* [ROWS]:
************
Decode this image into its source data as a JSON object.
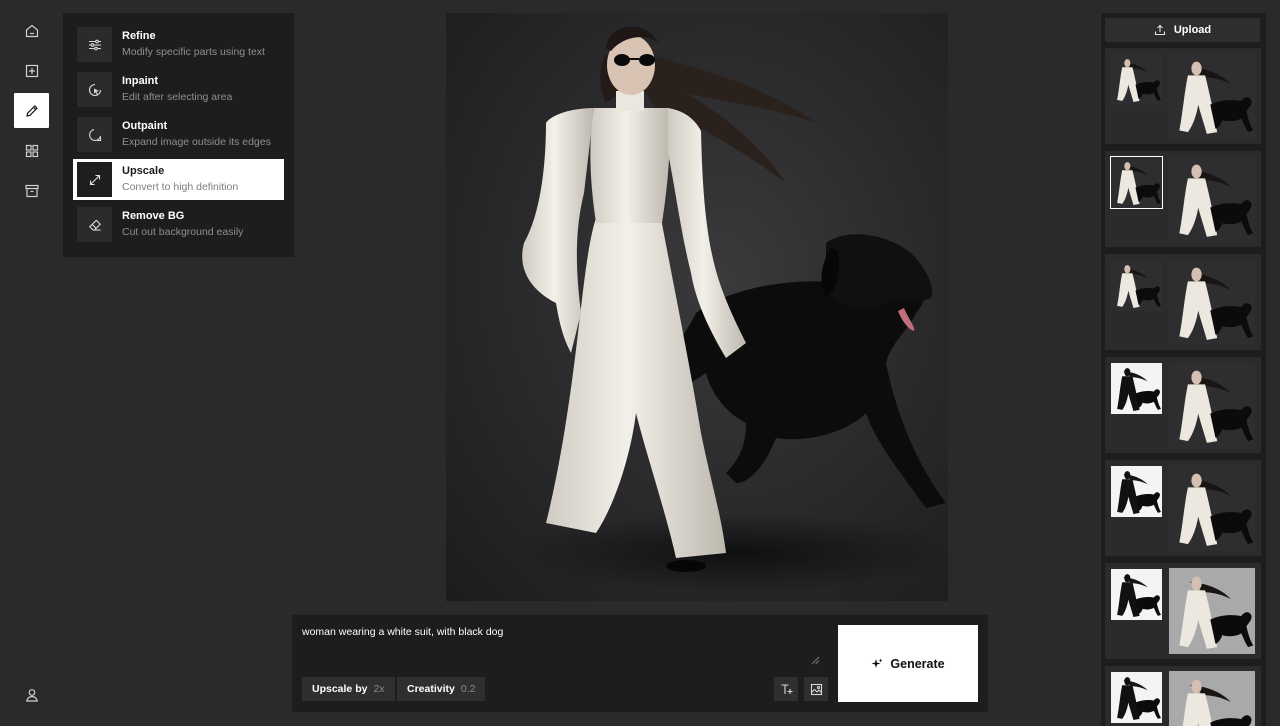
{
  "rail": {
    "items": [
      {
        "name": "home",
        "icon": "home-icon",
        "active": false
      },
      {
        "name": "new",
        "icon": "plus-square-icon",
        "active": false
      },
      {
        "name": "edit",
        "icon": "pencil-icon",
        "active": true
      },
      {
        "name": "gallery",
        "icon": "grid-icon",
        "active": false
      },
      {
        "name": "archive",
        "icon": "archive-icon",
        "active": false
      }
    ],
    "account_icon": "user-icon"
  },
  "tools": [
    {
      "title": "Refine",
      "description": "Modify specific parts using text",
      "icon": "sliders-icon",
      "active": false
    },
    {
      "title": "Inpaint",
      "description": "Edit after selecting area",
      "icon": "inpaint-icon",
      "active": false
    },
    {
      "title": "Outpaint",
      "description": "Expand image outside its edges",
      "icon": "outpaint-icon",
      "active": false
    },
    {
      "title": "Upscale",
      "description": "Convert to high definition",
      "icon": "expand-arrows-icon",
      "active": true
    },
    {
      "title": "Remove BG",
      "description": "Cut out background easily",
      "icon": "eraser-icon",
      "active": false
    }
  ],
  "prompt": {
    "text": "woman wearing a white suit, with black dog",
    "upscale_label": "Upscale by",
    "upscale_value": "2x",
    "creativity_label": "Creativity",
    "creativity_value": "0.2",
    "generate_label": "Generate"
  },
  "history": {
    "upload_label": "Upload",
    "items": [
      {
        "small_bg": "dark",
        "large_bg": "dark",
        "selected": false
      },
      {
        "small_bg": "dark",
        "large_bg": "dark",
        "selected": true
      },
      {
        "small_bg": "dark",
        "large_bg": "dark",
        "selected": false
      },
      {
        "small_bg": "white",
        "large_bg": "dark",
        "selected": false
      },
      {
        "small_bg": "white",
        "large_bg": "dark",
        "selected": false
      },
      {
        "small_bg": "white",
        "large_bg": "gray",
        "selected": false
      },
      {
        "small_bg": "white",
        "large_bg": "gray",
        "selected": false
      }
    ]
  },
  "colors": {
    "background": "#2a2a2a",
    "panel": "#1d1d1d",
    "accent": "#ffffff"
  }
}
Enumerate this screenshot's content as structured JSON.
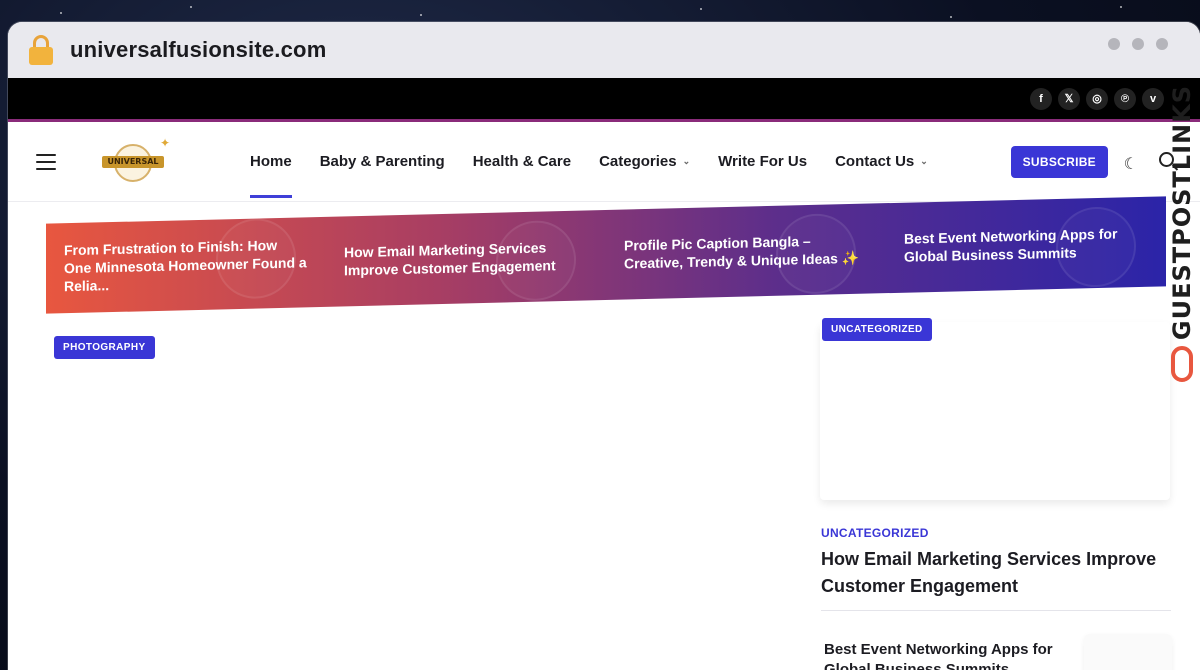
************
* [REQUIRED WORK]: Copy out all the data without changing anything, and drop the pictures.

* [CORRECT ANSWER]:
Decode this image into its source data as a JSON object.
{
  "rail": {
    "items": [
      {
        "name": "home",
        "icon": "home-icon",
        "active": false
      },
      {
        "name": "new",
        "icon": "plus-square-icon",
        "active": false
      },
      {
        "name": "edit",
        "icon": "pencil-icon",
        "active": true
      },
      {
        "name": "gallery",
        "icon": "grid-icon",
        "active": false
      },
      {
        "name": "archive",
        "icon": "archive-icon",
        "active": false
      }
    ],
    "account_icon": "user-icon"
  },
  "tools": [
    {
      "title": "Refine",
      "description": "Modify specific parts using text",
      "icon": "sliders-icon",
      "active": false
    },
    {
      "title": "Inpaint",
      "description": "Edit after selecting area",
      "icon": "inpaint-icon",
      "active": false
    },
    {
      "title": "Outpaint",
      "description": "Expand image outside its edges",
      "icon": "outpaint-icon",
      "active": false
    },
    {
      "title": "Upscale",
      "description": "Convert to high definition",
      "icon": "expand-arrows-icon",
      "active": true
    },
    {
      "title": "Remove BG",
      "description": "Cut out background easily",
      "icon": "eraser-icon",
      "active": false
    }
  ],
  "prompt": {
    "text": "woman wearing a white suit, with black dog",
    "upscale_label": "Upscale by",
    "upscale_value": "2x",
    "creativity_label": "Creativity",
    "creativity_value": "0.2",
    "generate_label": "Generate"
  },
  "history": {
    "upload_label": "Upload",
    "items": [
      {
        "small_bg": "dark",
        "large_bg": "dark",
        "selected": false
      },
      {
        "small_bg": "dark",
        "large_bg": "dark",
        "selected": true
      },
      {
        "small_bg": "dark",
        "large_bg": "dark",
        "selected": false
      },
      {
        "small_bg": "white",
        "large_bg": "dark",
        "selected": false
      },
      {
        "small_bg": "white",
        "large_bg": "dark",
        "selected": false
      },
      {
        "small_bg": "white",
        "large_bg": "gray",
        "selected": false
      },
      {
        "small_bg": "white",
        "large_bg": "gray",
        "selected": false
      }
    ]
  },
  "colors": {
    "background": "#2a2a2a",
    "panel": "#1d1d1d",
    "accent": "#ffffff"
  }
}
Enumerate this screenshot's content as structured JSON.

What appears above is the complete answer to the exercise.